(EXERCISE DIRECTIONS): Gather each line containing the string "this" from these entries.

• • • •

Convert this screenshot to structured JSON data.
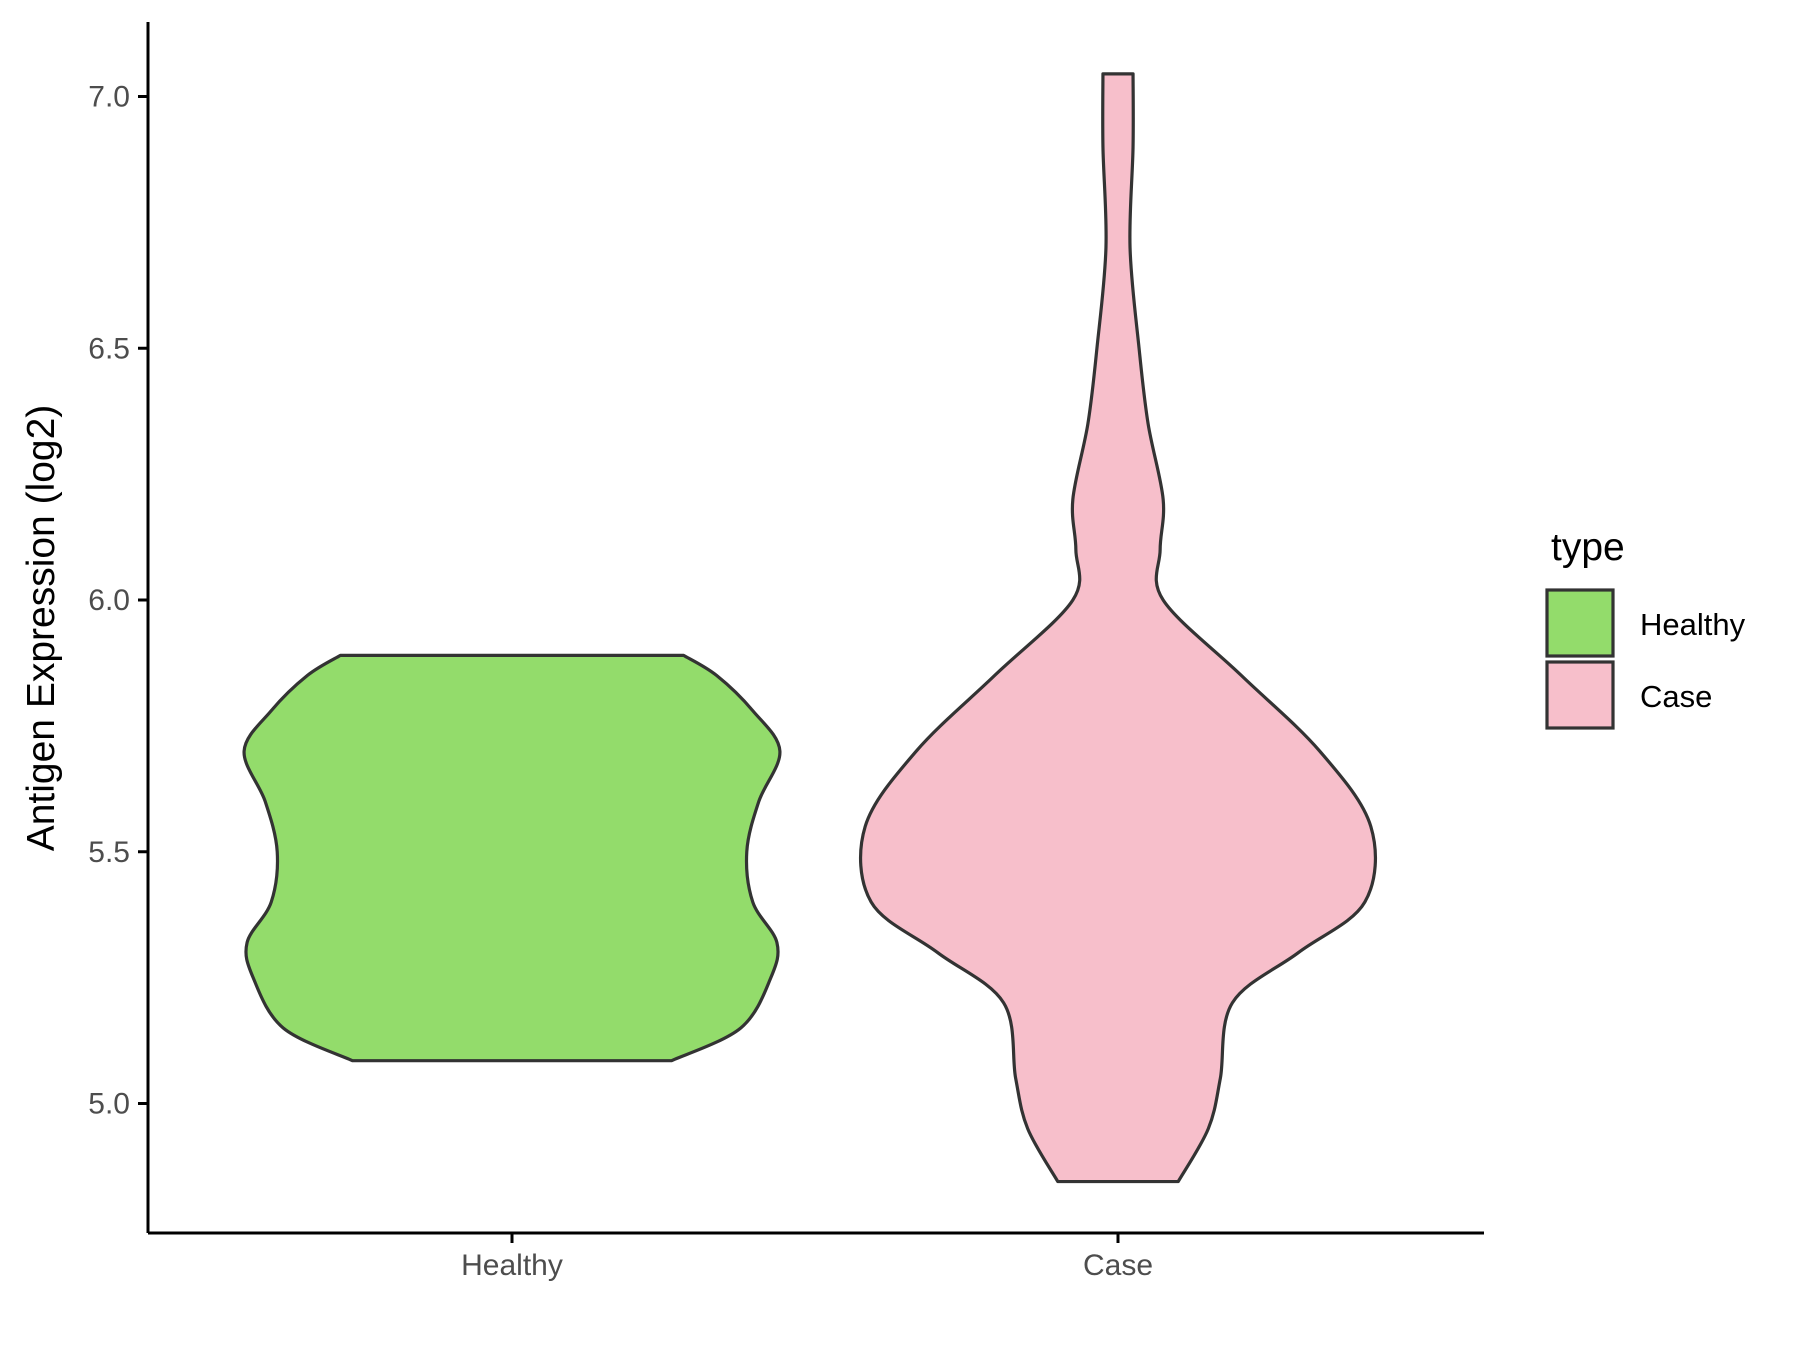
{
  "chart_data": {
    "type": "violin",
    "xlabel": "",
    "ylabel": "Antigen Expression (log2)",
    "ylim": [
      4.74,
      7.15
    ],
    "yticks": [
      "5.0",
      "5.5",
      "6.0",
      "6.5",
      "7.0"
    ],
    "ytick_values": [
      5.0,
      5.5,
      6.0,
      6.5,
      7.0
    ],
    "categories": [
      "Healthy",
      "Case"
    ],
    "grid": false,
    "legend": {
      "title": "type",
      "position": "right"
    },
    "series": [
      {
        "name": "Healthy",
        "color": "#93dc6b",
        "min": 5.085,
        "max": 5.89,
        "density_y": [
          5.085,
          5.15,
          5.25,
          5.32,
          5.4,
          5.5,
          5.6,
          5.7,
          5.78,
          5.85,
          5.89
        ],
        "density_halfwidth": [
          0.53,
          0.76,
          0.86,
          0.88,
          0.8,
          0.78,
          0.82,
          0.89,
          0.8,
          0.68,
          0.57
        ]
      },
      {
        "name": "Case",
        "color": "#f7bfcb",
        "min": 4.845,
        "max": 7.045,
        "density_y": [
          4.845,
          4.95,
          5.05,
          5.2,
          5.3,
          5.4,
          5.55,
          5.7,
          5.85,
          6.0,
          6.1,
          6.2,
          6.35,
          6.5,
          6.7,
          6.9,
          7.045
        ],
        "density_halfwidth": [
          0.2,
          0.3,
          0.34,
          0.38,
          0.6,
          0.82,
          0.84,
          0.67,
          0.41,
          0.15,
          0.14,
          0.15,
          0.1,
          0.07,
          0.04,
          0.05,
          0.05
        ]
      }
    ]
  },
  "palette": {
    "axis": "#000000",
    "outline": "#333333",
    "tick_text": "#4d4d4d"
  }
}
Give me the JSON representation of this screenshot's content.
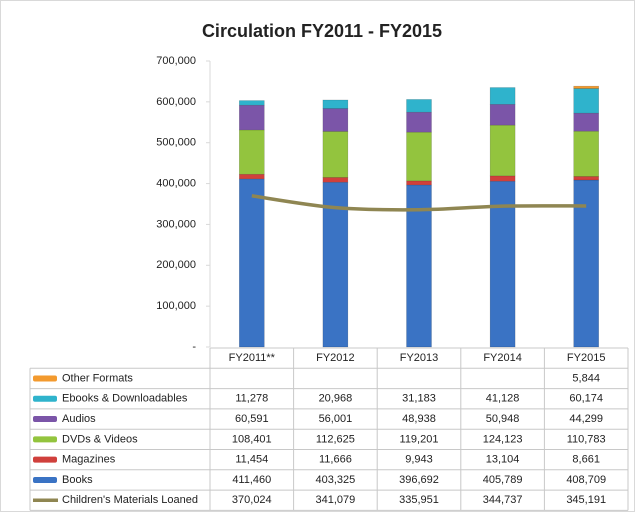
{
  "chart_data": {
    "type": "bar",
    "stacked": true,
    "title": "Circulation FY2011 - FY2015",
    "categories": [
      "FY2011**",
      "FY2012",
      "FY2013",
      "FY2014",
      "FY2015"
    ],
    "ylim": [
      0,
      700000
    ],
    "yticks": [
      {
        "value": 0,
        "label": "-"
      },
      {
        "value": 100000,
        "label": "100,000"
      },
      {
        "value": 200000,
        "label": "200,000"
      },
      {
        "value": 300000,
        "label": "300,000"
      },
      {
        "value": 400000,
        "label": "400,000"
      },
      {
        "value": 500000,
        "label": "500,000"
      },
      {
        "value": 600000,
        "label": "600,000"
      },
      {
        "value": 700000,
        "label": "700,000"
      }
    ],
    "grid": false,
    "series": [
      {
        "name": "Books",
        "color": "#3a73c4",
        "values": [
          411460,
          403325,
          396692,
          405789,
          408709
        ],
        "value_labels": [
          "411,460",
          "403,325",
          "396,692",
          "405,789",
          "408,709"
        ]
      },
      {
        "name": "Magazines",
        "color": "#d0403c",
        "values": [
          11454,
          11666,
          9943,
          13104,
          8661
        ],
        "value_labels": [
          "11,454",
          "11,666",
          "9,943",
          "13,104",
          "8,661"
        ]
      },
      {
        "name": "DVDs & Videos",
        "color": "#93c43e",
        "values": [
          108401,
          112625,
          119201,
          124123,
          110783
        ],
        "value_labels": [
          "108,401",
          "112,625",
          "119,201",
          "124,123",
          "110,783"
        ]
      },
      {
        "name": "Audios",
        "color": "#7b55a8",
        "values": [
          60591,
          56001,
          48938,
          50948,
          44299
        ],
        "value_labels": [
          "60,591",
          "56,001",
          "48,938",
          "50,948",
          "44,299"
        ]
      },
      {
        "name": "Ebooks & Downloadables",
        "color": "#2fb3cc",
        "values": [
          11278,
          20968,
          31183,
          41128,
          60174
        ],
        "value_labels": [
          "11,278",
          "20,968",
          "31,183",
          "41,128",
          "60,174"
        ]
      },
      {
        "name": "Other Formats",
        "color": "#f39a2e",
        "values": [
          null,
          null,
          null,
          null,
          5844
        ],
        "value_labels": [
          null,
          null,
          null,
          null,
          "5,844"
        ]
      },
      {
        "name": "Children's Materials Loaned",
        "type": "line",
        "color": "#8f8652",
        "values": [
          370024,
          341079,
          335951,
          344737,
          345191
        ],
        "value_labels": [
          "370,024",
          "341,079",
          "335,951",
          "344,737",
          "345,191"
        ]
      }
    ]
  }
}
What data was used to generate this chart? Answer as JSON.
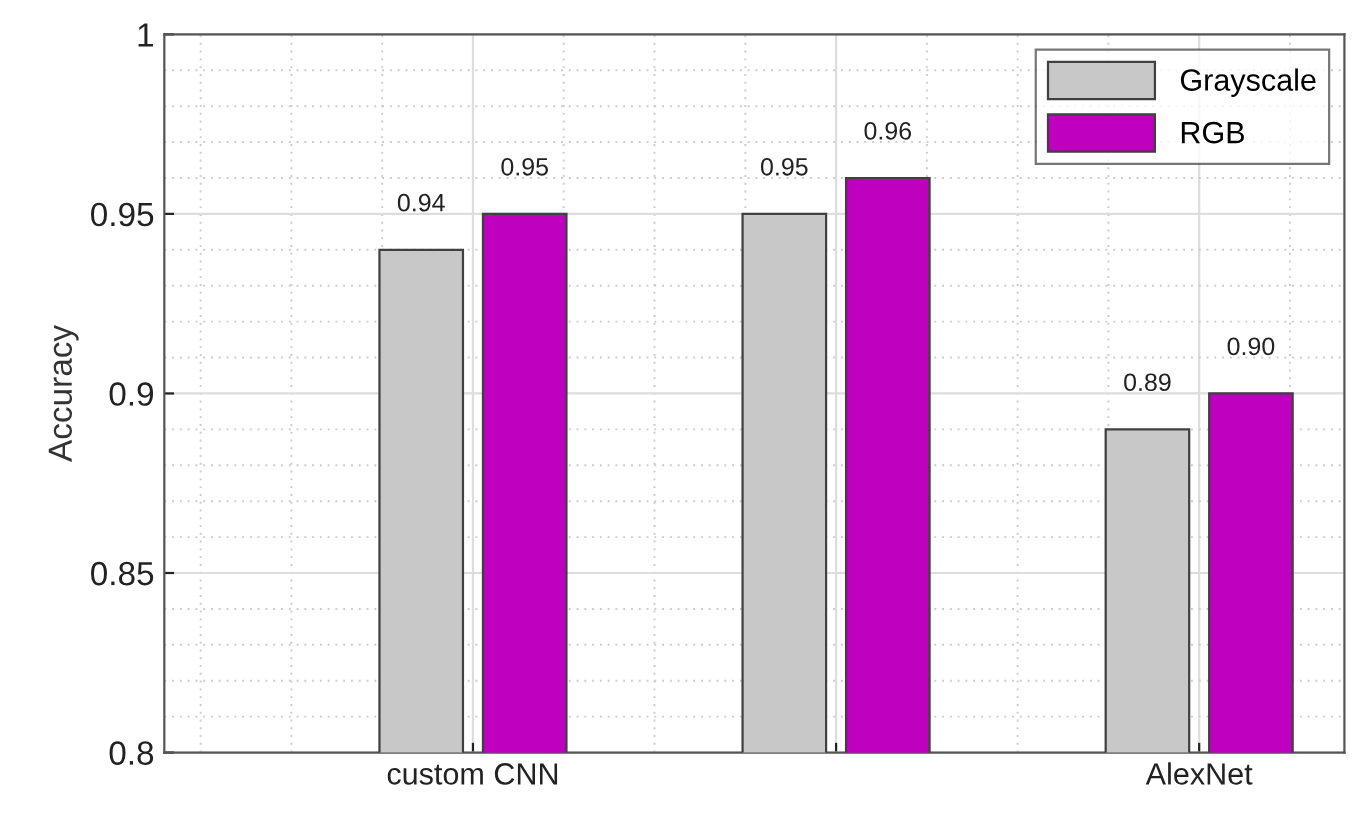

• • • •

(TASK OUTPUT):
Convert this screenshot to structured JSON data.
Give me the JSON representation of this screenshot's content.
What data was used to generate this chart? Answer as JSON.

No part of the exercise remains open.